Quoted passage

# 1/35 scale Dora railgun question



## kk4mds (May 8, 2015)

So, I finally pulled the trigger and ordered the Soar Art 1/35 Dora. It cost quite a bit, plus there will be cost of the divorce or the funeral, depending on the wife's mood when it's delivered.

I've seen several different write ups about what cement to use. I've used Testors for decades, glue (way back when) and cement. As I understand it, this won't work on the this model's hard plastic. The problem is, what do I use? One builder says to use CA and another says don't. I've also seen comments on the 'welds', Plastruct, Flex-I-File, Tenax 7R, etc. So, any of y'all (thats Southern for youse guys) who have built or are building Das Biest I would appreciate some advice.


----------



## djnick66 (May 2, 2008)

If the plastic used is ABS then it can be glued with Tenax, or similar welder-type cements. ALso, Tamiya makes an ABS cement. Glues that work on ABS will usually work on styrene too. "Hotter" styrene glues will work on ABS as well (like Tenax). CA glue is funny with ABS. It usually just sits there. You can use it, but on something as big as the Dora, I would use a solvent type glue.

I had wanted the Soar Art kit but was disappointed that the model id a hodge podge with the gun of the Gustav on the carriage of the Dora


----------



## kk4mds (May 8, 2015)

djnick66 said:


> If the plastic used is ABS then it can be glued with Tenax, or similar welder-type cements. ALso, Tamiya makes an ABS cement. Glues that work on ABS will usually work on styrene too. "Hotter" styrene glues will work on ABS as well (like Tenax). CA glue is funny with ABS. It usually just sits there. You can use it, but on something as big as the Dora, I would use a solvent type glue.
> 
> I had wanted the Soar Art kit but was disappointed that the model id a hodge podge with the gun of the Gustav on the carriage of the Dora


Thanks. I don't know what kind of plastic, but it is 'hard' and regular Testors cement won't melt it.

I wish the metal barrel and the Nordland decals were still available.


----------



## djnick66 (May 2, 2008)

Testors cement, especially the "liquid" in the black needle applicator, is pretty weak stuff. the liquid in a bottle is stronger. Still, Tenax, Pro Weld, Plastic Weld etc are hotter.


----------



## kk4mds (May 8, 2015)

Thanks. I was wondering about that. I've never used them.


----------



## Owen E Oulton (Jan 6, 2012)

Use them just like Testors' liquid. The only difference in use is that the hotter cements evapourate more quickly, so placing the parts together and using capillary action is the preferred method for application.


----------



## kk4mds (May 8, 2015)

Good to know. Thanks.


----------



## John P (Sep 1, 1999)

That thing would use a LOT of Tenax! That's expensive stuff!


----------



## kk4mds (May 8, 2015)

Exercise aim
Output the part of the Dora model glue thread between "## Owen E Oulton" and "to know. Thanks.", inclusive, word for word.

Data lines
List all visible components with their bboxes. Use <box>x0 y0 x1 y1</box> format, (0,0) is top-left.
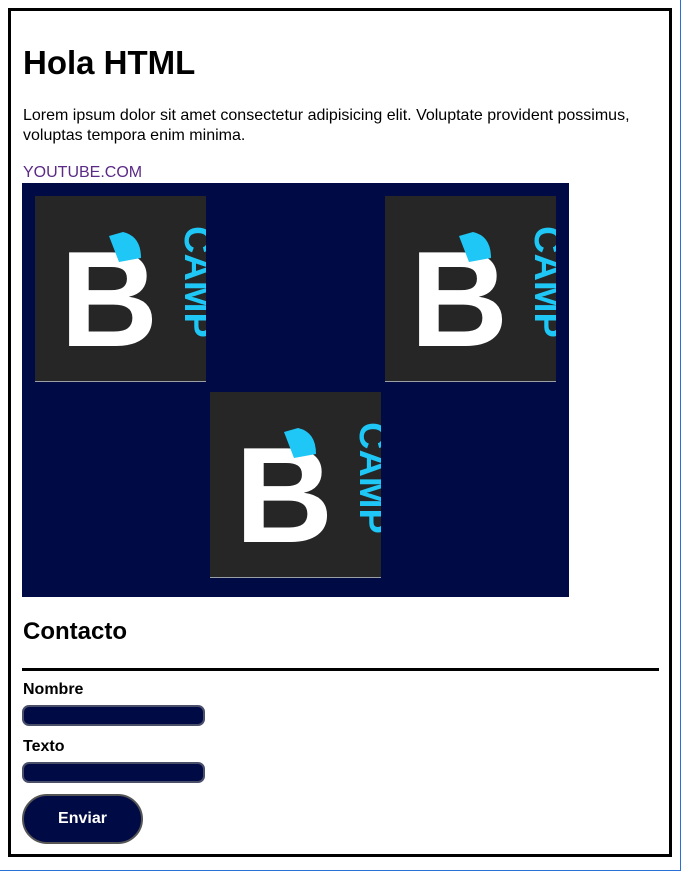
page-container: Hola HTML Lorem ipsum dolor sit amet con… <box>8 8 672 857</box>
contact-title: Contacto <box>23 618 127 645</box>
name-input[interactable] <box>22 705 205 726</box>
bcamp-logo-image-3: B CAMP <box>210 392 381 578</box>
bcamp-logo-icon: B CAMP <box>410 223 556 375</box>
submit-button[interactable]: Enviar <box>22 794 143 844</box>
logo-word: CAMP <box>176 226 206 338</box>
intro-text: Lorem ipsum dolor sit amet consectetur a… <box>23 107 630 144</box>
logo-gallery: B CAMP B CAMP B CAMP <box>22 183 569 597</box>
logo-word: CAMP <box>351 422 381 534</box>
logo-word: CAMP <box>526 226 556 338</box>
section-divider <box>22 668 659 671</box>
page-title: Hola HTML <box>23 44 196 81</box>
text-input[interactable] <box>22 762 205 783</box>
text-label: Texto <box>23 738 65 755</box>
youtube-link[interactable]: YOUTUBE.COM <box>23 163 142 183</box>
bcamp-logo-icon: B CAMP <box>235 419 381 571</box>
bcamp-logo-image-2: B CAMP <box>385 196 556 382</box>
logo-letter: B <box>410 223 508 375</box>
logo-letter: B <box>60 223 158 375</box>
bcamp-logo-image-1: B CAMP <box>35 196 206 382</box>
logo-letter: B <box>235 419 333 571</box>
page-frame: Hola HTML Lorem ipsum dolor sit amet con… <box>0 0 681 871</box>
name-label: Nombre <box>23 681 84 698</box>
bcamp-logo-icon: B CAMP <box>60 223 206 375</box>
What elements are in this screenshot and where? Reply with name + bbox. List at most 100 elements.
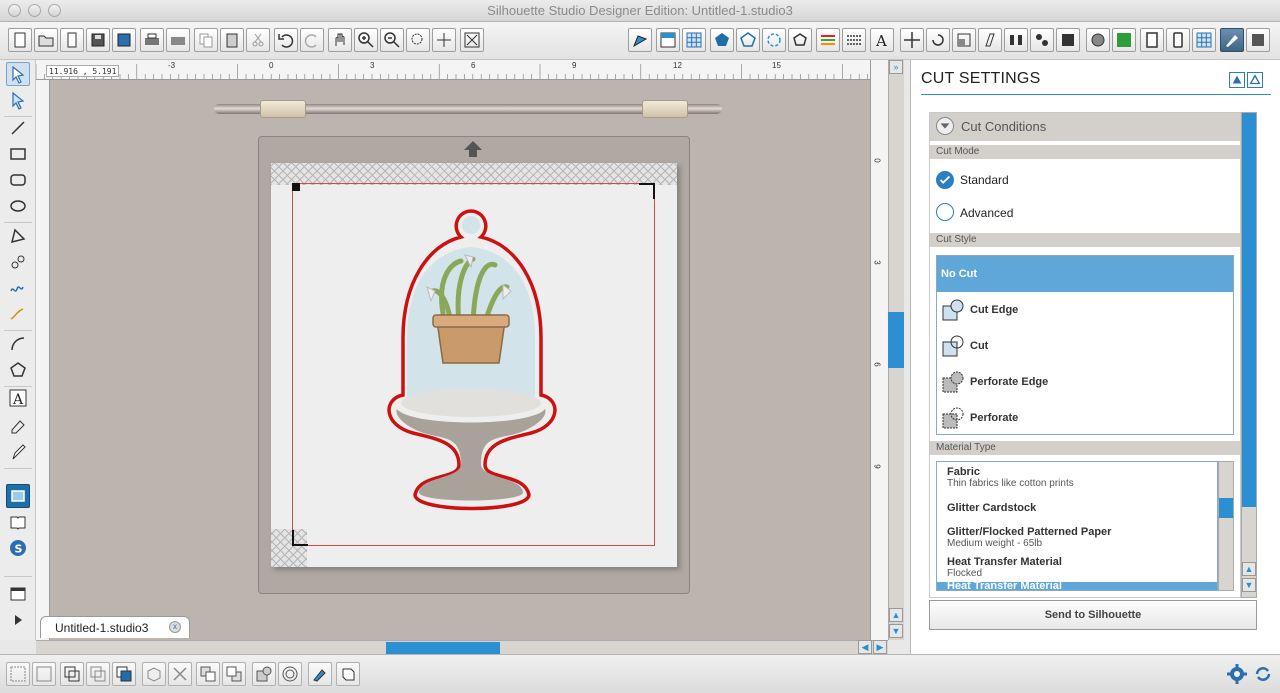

Exercise answer
## Owen E Oulton (Jan 6, 2012)

Use them just like Testors' liquid. The only difference in use is that the hotter cements evapourate more quickly, so placing the parts together and using capillary action is the preferred method for application.


----------



## kk4mds (May 8, 2015)

Good to know. Thanks.